- REQUIREMENTS
Rewrite all of the records below, replacing "row-divider" with "row-separator" wherever it appears and leaving everything else unchanged. Omit the pictures from your answer.
[Start MATERIAL PROVIDED]
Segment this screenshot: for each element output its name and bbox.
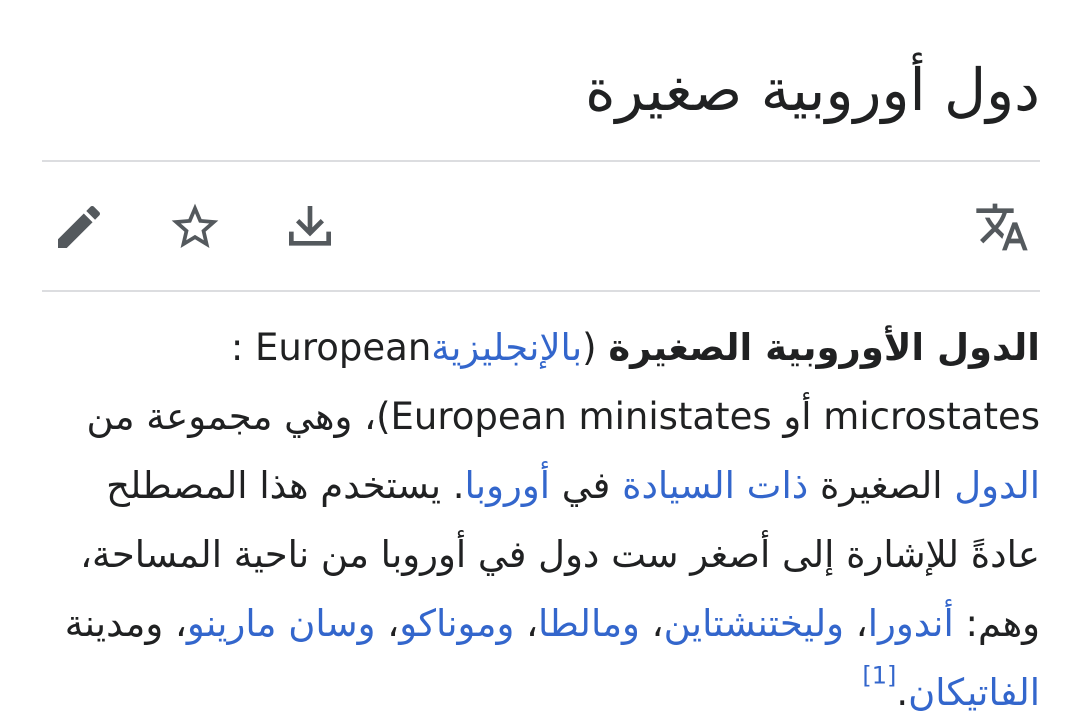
article-body: الدول الأوروبية الصغيرة (بالإنجليزية: Eu… [46, 313, 1040, 727]
page-title: دول أوروبية صغيرة [585, 56, 1040, 124]
link-san-marino[interactable]: وسان مارينو [187, 602, 376, 645]
text-fragment: )، وهي مجموعة من [86, 395, 391, 438]
link-sovereign[interactable]: ذات السيادة [622, 464, 808, 507]
text-fragment: ، [844, 602, 868, 645]
toolbar-divider [42, 290, 1040, 292]
link-monaco[interactable]: وموناكو [399, 602, 514, 645]
text-fragment: الصغيرة [808, 464, 955, 507]
star-icon [171, 203, 219, 248]
link-vatican[interactable]: الفاتيكان [908, 671, 1040, 714]
text-fragment: ، [639, 602, 664, 645]
link-liechtenstein[interactable]: وليختنشتاين [664, 602, 844, 645]
link-english[interactable]: بالإنجليزية [431, 326, 582, 369]
download-icon [289, 206, 331, 246]
title-divider [42, 160, 1040, 162]
translate-icon [976, 203, 1028, 251]
text-fragment: . [896, 671, 909, 714]
link-malta[interactable]: ومالطا [538, 602, 640, 645]
lead-paragraph: الدول الأوروبية الصغيرة (بالإنجليزية: Eu… [46, 313, 1040, 727]
text-fragment: ، ومدينة [64, 602, 187, 645]
language-button[interactable] [972, 197, 1032, 257]
bold-term: الدول الأوروبية الصغيرة [608, 326, 1040, 369]
link-states[interactable]: الدول [954, 464, 1040, 507]
text-fragment: ، [375, 602, 400, 645]
link-europe[interactable]: أوروبا [465, 464, 550, 507]
text-fragment: في [550, 464, 623, 507]
edit-button[interactable] [49, 197, 109, 257]
text-fragment: ( [582, 326, 609, 369]
link-andorra[interactable]: أندورا [868, 602, 954, 645]
english-name-2: European ministates [390, 395, 772, 438]
text-fragment: أو [771, 395, 824, 438]
reference-link[interactable]: [1] [862, 661, 896, 689]
watch-button[interactable] [165, 197, 225, 257]
text-fragment: ، [514, 602, 539, 645]
article-page: دول أوروبية صغيرة الدول الأوروبية الصغير… [0, 0, 1080, 714]
download-button[interactable] [280, 197, 340, 257]
pencil-icon [58, 205, 101, 248]
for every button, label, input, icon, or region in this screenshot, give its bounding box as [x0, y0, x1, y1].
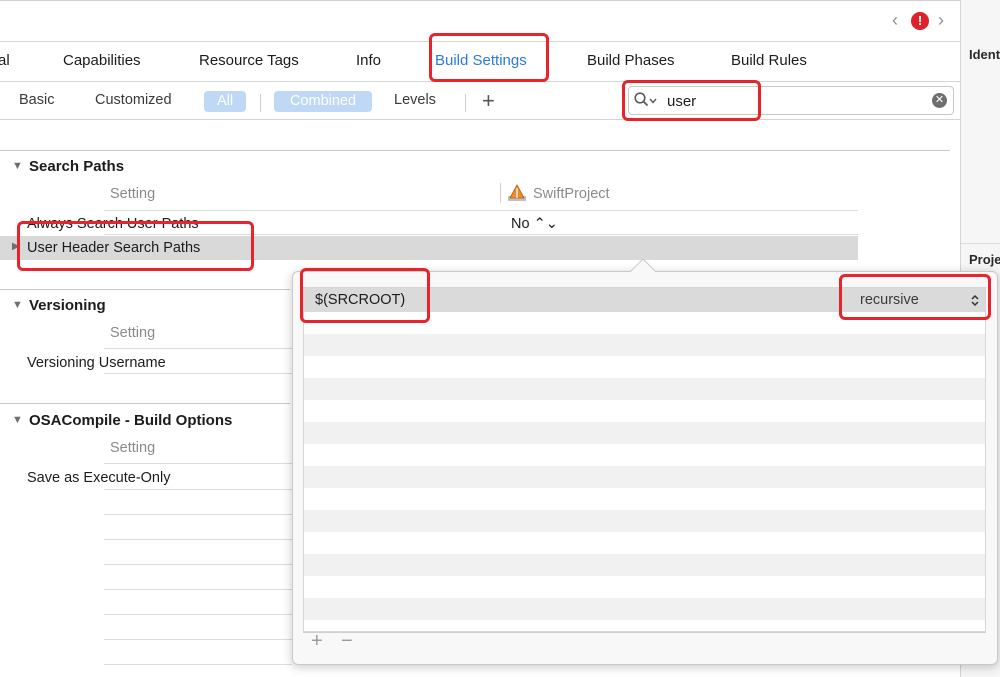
add-path-button[interactable]: + [311, 630, 323, 653]
stepper-chevrons-icon[interactable] [970, 293, 980, 308]
add-setting-icon[interactable]: + [482, 88, 495, 114]
filter-customized[interactable]: Customized [95, 92, 172, 108]
section-title-versioning[interactable]: Versioning [29, 297, 106, 314]
disclosure-expanded-icon[interactable]: ▼ [12, 299, 23, 311]
disclosure-expanded-icon[interactable]: ▼ [12, 160, 23, 172]
column-header-setting: Setting [110, 186, 156, 202]
row-divider [104, 489, 292, 490]
row-divider [104, 539, 292, 540]
row-divider [104, 463, 292, 464]
setting-save-as-execute-only[interactable]: Save as Execute-Only [27, 470, 170, 486]
toolbar-divider [303, 632, 986, 633]
row-divider [104, 514, 292, 515]
column-header-target: SwiftProject [533, 186, 610, 202]
column-header-setting: Setting [110, 440, 156, 456]
editor-jump-bar [0, 0, 960, 42]
row-divider [104, 210, 858, 211]
tab-build-rules[interactable]: Build Rules [731, 52, 807, 69]
table-row [304, 466, 985, 488]
error-icon[interactable]: ! [911, 12, 929, 30]
filter-levels[interactable]: Levels [394, 92, 436, 108]
row-divider [104, 564, 292, 565]
setting-versioning-username[interactable]: Versioning Username [27, 355, 166, 371]
search-query-text[interactable]: user [667, 93, 696, 110]
recursive-select[interactable]: recursive [860, 292, 919, 308]
setting-user-header-search-paths[interactable]: User Header Search Paths [27, 240, 200, 256]
tab-build-settings[interactable]: Build Settings [435, 52, 527, 69]
disclosure-expanded-icon[interactable]: ▼ [12, 414, 23, 426]
table-row [304, 554, 985, 576]
row-divider [104, 614, 292, 615]
filter-divider [260, 94, 261, 112]
table-row [304, 334, 985, 356]
target-editor-tabs: al Capabilities Resource Tags Info Build… [0, 42, 960, 82]
filter-all[interactable]: All [204, 91, 246, 112]
row-divider [104, 234, 858, 235]
project-section-label: Project [969, 252, 1000, 267]
disclosure-collapsed-icon[interactable]: ▶ [12, 241, 20, 252]
section-title-osacompile[interactable]: OSACompile - Build Options [29, 412, 232, 429]
tab-info[interactable]: Info [356, 52, 381, 69]
xcode-project-icon [508, 184, 526, 201]
filter-basic[interactable]: Basic [19, 92, 54, 108]
tab-resource-tags[interactable]: Resource Tags [199, 52, 299, 69]
table-row [304, 598, 985, 620]
section-divider [0, 289, 290, 290]
back-arrow-icon[interactable]: ‹ [892, 10, 898, 30]
search-icon [634, 92, 649, 107]
inspector-divider [961, 243, 1000, 244]
clear-search-icon[interactable]: ✕ [932, 93, 947, 108]
filter-divider [465, 94, 466, 112]
remove-path-button[interactable]: − [341, 630, 353, 653]
section-divider [0, 150, 950, 151]
column-divider [500, 183, 501, 203]
always-search-user-paths-value[interactable]: No ⌃⌄ [511, 216, 558, 232]
row-divider [104, 348, 292, 349]
filter-combined[interactable]: Combined [274, 91, 372, 112]
section-divider [0, 403, 290, 404]
tab-build-phases[interactable]: Build Phases [587, 52, 675, 69]
table-row [304, 378, 985, 400]
row-divider [104, 664, 292, 665]
table-row [304, 510, 985, 532]
tab-capabilities[interactable]: Capabilities [63, 52, 141, 69]
forward-arrow-icon[interactable]: › [938, 10, 944, 30]
identity-section-label: Identity [969, 47, 1000, 62]
section-title-search-paths[interactable]: Search Paths [29, 158, 124, 175]
search-path-entry[interactable]: $(SRCROOT) [315, 292, 405, 308]
row-divider [104, 589, 292, 590]
table-row [304, 422, 985, 444]
row-divider [104, 639, 292, 640]
search-options-chevron-icon[interactable] [649, 98, 657, 104]
row-divider [104, 373, 292, 374]
column-header-setting: Setting [110, 325, 156, 341]
tab-general[interactable]: al [0, 52, 10, 69]
setting-always-search-user-paths[interactable]: Always Search User Paths [27, 216, 199, 232]
search-paths-table [303, 287, 986, 632]
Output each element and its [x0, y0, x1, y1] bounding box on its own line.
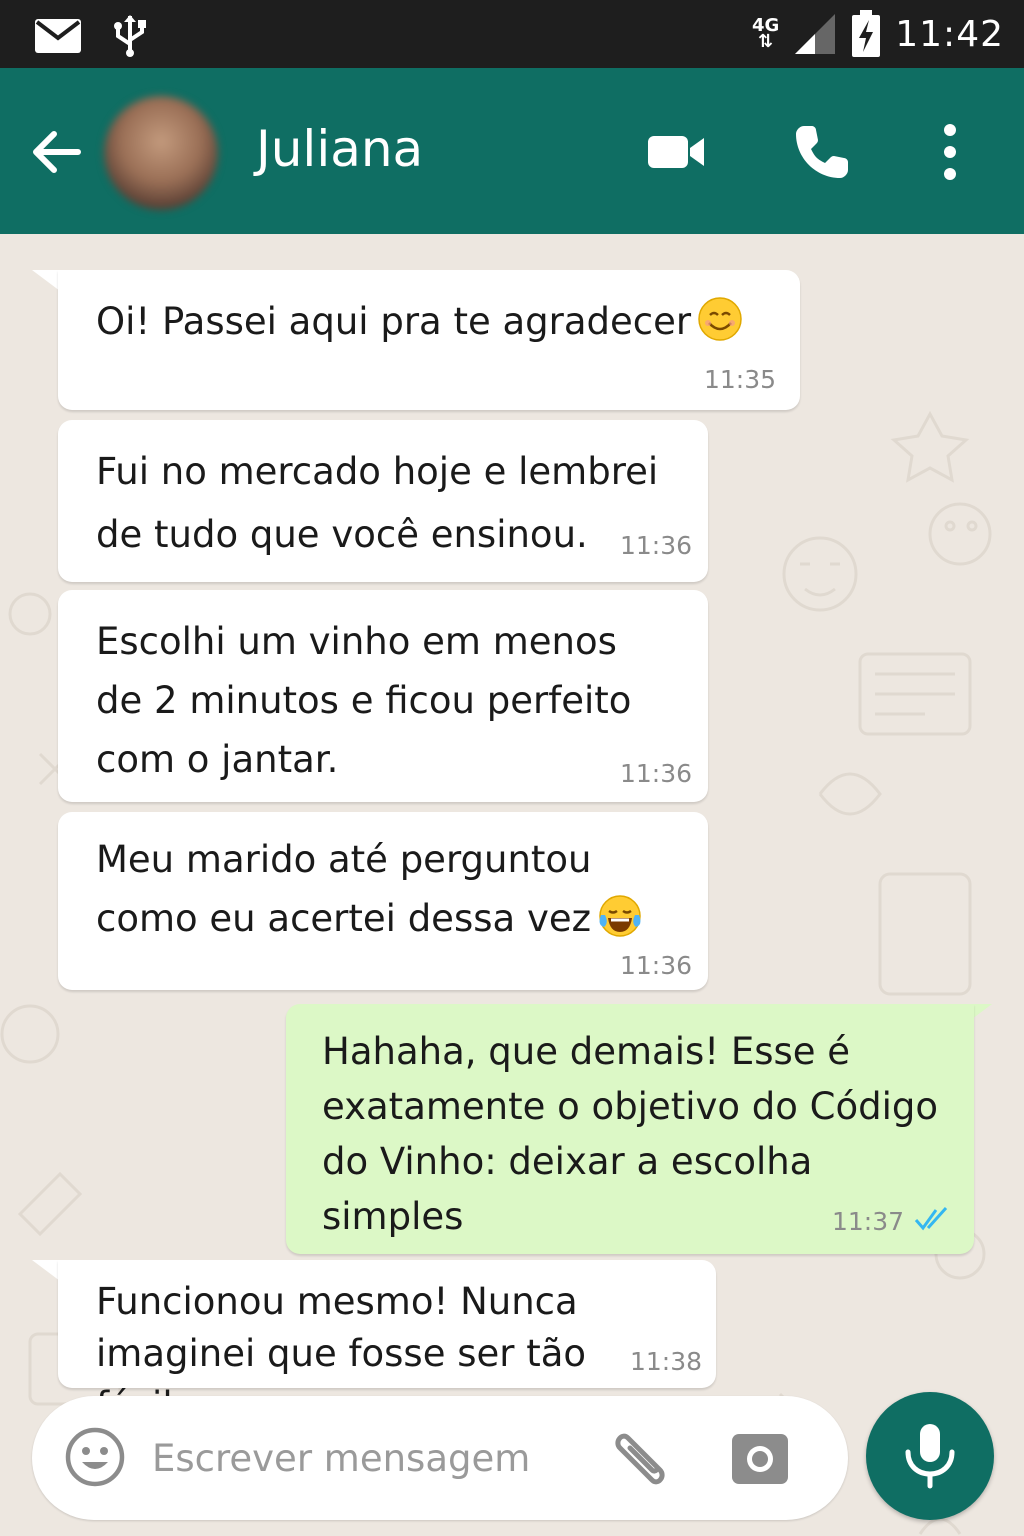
[End MATERIAL PROVIDED]
- OUTPUT FOR THIS EXERCISE
Segment this screenshot: for each element output its name and bbox.
article-body: الدول الأوروبية الصغيرة (بالإنجليزية: Eu… [46, 313, 1040, 727]
page-title: دول أوروبية صغيرة [585, 56, 1040, 124]
link-san-marino[interactable]: وسان مارينو [187, 602, 376, 645]
text-fragment: )، وهي مجموعة من [86, 395, 391, 438]
link-sovereign[interactable]: ذات السيادة [622, 464, 808, 507]
text-fragment: ، [844, 602, 868, 645]
toolbar-divider [42, 290, 1040, 292]
link-monaco[interactable]: وموناكو [399, 602, 514, 645]
text-fragment: الصغيرة [808, 464, 955, 507]
star-icon [171, 203, 219, 248]
link-vatican[interactable]: الفاتيكان [908, 671, 1040, 714]
text-fragment: ، [639, 602, 664, 645]
link-liechtenstein[interactable]: وليختنشتاين [664, 602, 844, 645]
link-english[interactable]: بالإنجليزية [431, 326, 582, 369]
download-icon [289, 206, 331, 246]
title-divider [42, 160, 1040, 162]
translate-icon [976, 203, 1028, 251]
text-fragment: . [896, 671, 909, 714]
link-malta[interactable]: ومالطا [538, 602, 640, 645]
lead-paragraph: الدول الأوروبية الصغيرة (بالإنجليزية: Eu… [46, 313, 1040, 727]
text-fragment: ، ومدينة [64, 602, 187, 645]
language-button[interactable] [972, 197, 1032, 257]
bold-term: الدول الأوروبية الصغيرة [608, 326, 1040, 369]
link-states[interactable]: الدول [954, 464, 1040, 507]
text-fragment: ، [375, 602, 400, 645]
link-europe[interactable]: أوروبا [465, 464, 550, 507]
text-fragment: في [550, 464, 623, 507]
edit-button[interactable] [49, 197, 109, 257]
text-fragment: ( [582, 326, 609, 369]
link-andorra[interactable]: أندورا [868, 602, 954, 645]
english-name-2: European ministates [390, 395, 772, 438]
text-fragment: أو [771, 395, 824, 438]
reference-link[interactable]: [1] [862, 661, 896, 689]
watch-button[interactable] [165, 197, 225, 257]
text-fragment: ، [514, 602, 539, 645]
article-page: دول أوروبية صغيرة الدول الأوروبية الصغير… [0, 0, 1080, 714]
download-button[interactable] [280, 197, 340, 257]
pencil-icon [58, 205, 101, 248]
for every button, label, input, icon, or region in this screenshot, give its bounding box as [x0, y0, x1, y1].
add-path-button[interactable]: + [311, 630, 323, 653]
stepper-chevrons-icon[interactable] [970, 293, 980, 308]
add-setting-icon[interactable]: + [482, 88, 495, 114]
filter-customized[interactable]: Customized [95, 92, 172, 108]
section-title-versioning[interactable]: Versioning [29, 297, 106, 314]
disclosure-expanded-icon[interactable]: ▼ [12, 299, 23, 311]
disclosure-expanded-icon[interactable]: ▼ [12, 160, 23, 172]
column-header-setting: Setting [110, 186, 156, 202]
row-separator [104, 489, 292, 490]
row-separator [104, 539, 292, 540]
row-separator [104, 463, 292, 464]
setting-save-as-execute-only[interactable]: Save as Execute-Only [27, 470, 170, 486]
toolbar-divider [303, 632, 986, 633]
row-separator [104, 514, 292, 515]
column-header-target: SwiftProject [533, 186, 610, 202]
column-header-setting: Setting [110, 440, 156, 456]
editor-jump-bar [0, 0, 960, 42]
row-separator [104, 210, 858, 211]
tab-build-rules[interactable]: Build Rules [731, 52, 807, 69]
table-row [304, 466, 985, 488]
error-icon[interactable]: ! [911, 12, 929, 30]
filter-levels[interactable]: Levels [394, 92, 436, 108]
row-separator [104, 564, 292, 565]
setting-versioning-username[interactable]: Versioning Username [27, 355, 166, 371]
search-query-text[interactable]: user [667, 93, 696, 110]
recursive-select[interactable]: recursive [860, 292, 919, 308]
setting-user-header-search-paths[interactable]: User Header Search Paths [27, 240, 200, 256]
tab-build-settings[interactable]: Build Settings [435, 52, 527, 69]
disclosure-expanded-icon[interactable]: ▼ [12, 414, 23, 426]
table-row [304, 554, 985, 576]
row-separator [104, 614, 292, 615]
filter-divider [260, 94, 261, 112]
table-row [304, 334, 985, 356]
target-editor-tabs: al Capabilities Resource Tags Info Build… [0, 42, 960, 82]
filter-all[interactable]: All [204, 91, 246, 112]
row-separator [104, 234, 858, 235]
project-section-label: Project [969, 252, 1000, 267]
disclosure-collapsed-icon[interactable]: ▶ [12, 241, 20, 252]
section-title-osacompile[interactable]: OSACompile - Build Options [29, 412, 232, 429]
tab-info[interactable]: Info [356, 52, 381, 69]
xcode-project-icon [508, 184, 526, 201]
filter-basic[interactable]: Basic [19, 92, 54, 108]
tab-resource-tags[interactable]: Resource Tags [199, 52, 299, 69]
table-row [304, 598, 985, 620]
section-divider [0, 289, 290, 290]
back-arrow-icon[interactable]: ‹ [892, 10, 898, 30]
search-icon [634, 92, 649, 107]
inspector-divider [961, 243, 1000, 244]
clear-search-icon[interactable]: ✕ [932, 93, 947, 108]
filter-divider [465, 94, 466, 112]
remove-path-button[interactable]: − [341, 630, 353, 653]
section-divider [0, 150, 950, 151]
column-divider [500, 183, 501, 203]
always-search-user-paths-value[interactable]: No ⌃⌄ [511, 216, 558, 232]
row-separator [104, 348, 292, 349]
filter-combined[interactable]: Combined [274, 91, 372, 112]
section-divider [0, 403, 290, 404]
tab-build-phases[interactable]: Build Phases [587, 52, 675, 69]
table-row [304, 378, 985, 400]
row-separator [104, 664, 292, 665]
table-row [304, 510, 985, 532]
tab-capabilities[interactable]: Capabilities [63, 52, 141, 69]
forward-arrow-icon[interactable]: › [938, 10, 944, 30]
identity-section-label: Identity [969, 47, 1000, 62]
section-title-search-paths[interactable]: Search Paths [29, 158, 124, 175]
search-path-entry[interactable]: $(SRCROOT) [315, 292, 405, 308]
row-separator [104, 589, 292, 590]
table-row [304, 422, 985, 444]
row-separator [104, 639, 292, 640]
search-options-chevron-icon[interactable] [649, 98, 657, 104]
row-separator [104, 373, 292, 374]
column-header-setting: Setting [110, 325, 156, 341]
tab-general[interactable]: al [0, 52, 10, 69]
setting-always-search-user-paths[interactable]: Always Search User Paths [27, 216, 199, 232]
search-paths-table [303, 287, 986, 632]
Output each element and its [x0, y0, x1, y1] bounding box on its own line.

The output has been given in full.